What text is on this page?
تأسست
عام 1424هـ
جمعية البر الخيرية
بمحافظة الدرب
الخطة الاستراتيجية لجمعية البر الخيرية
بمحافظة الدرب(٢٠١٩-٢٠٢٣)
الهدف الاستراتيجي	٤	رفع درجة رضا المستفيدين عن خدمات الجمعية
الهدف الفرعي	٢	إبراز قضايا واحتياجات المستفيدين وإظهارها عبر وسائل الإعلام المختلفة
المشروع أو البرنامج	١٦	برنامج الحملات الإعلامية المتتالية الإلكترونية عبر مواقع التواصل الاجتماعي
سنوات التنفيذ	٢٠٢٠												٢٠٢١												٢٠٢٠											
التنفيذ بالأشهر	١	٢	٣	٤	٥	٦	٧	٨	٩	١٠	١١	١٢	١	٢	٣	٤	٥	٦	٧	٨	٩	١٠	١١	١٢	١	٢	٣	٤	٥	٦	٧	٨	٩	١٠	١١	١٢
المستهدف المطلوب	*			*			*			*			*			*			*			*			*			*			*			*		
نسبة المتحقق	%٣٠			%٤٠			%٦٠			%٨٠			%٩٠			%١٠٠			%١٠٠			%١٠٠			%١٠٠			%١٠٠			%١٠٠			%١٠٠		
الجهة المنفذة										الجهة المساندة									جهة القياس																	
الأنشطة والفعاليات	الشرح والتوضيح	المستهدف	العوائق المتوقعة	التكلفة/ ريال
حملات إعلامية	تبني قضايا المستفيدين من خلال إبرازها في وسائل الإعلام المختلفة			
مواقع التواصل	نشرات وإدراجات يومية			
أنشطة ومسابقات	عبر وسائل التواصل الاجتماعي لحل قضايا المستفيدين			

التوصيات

⁂

What you should do:
Pull out every line in the data above that has the word "الخيرية".

Response:
جمعية البر الخيرية
الخطة الاستراتيجية لجمعية البر الخيرية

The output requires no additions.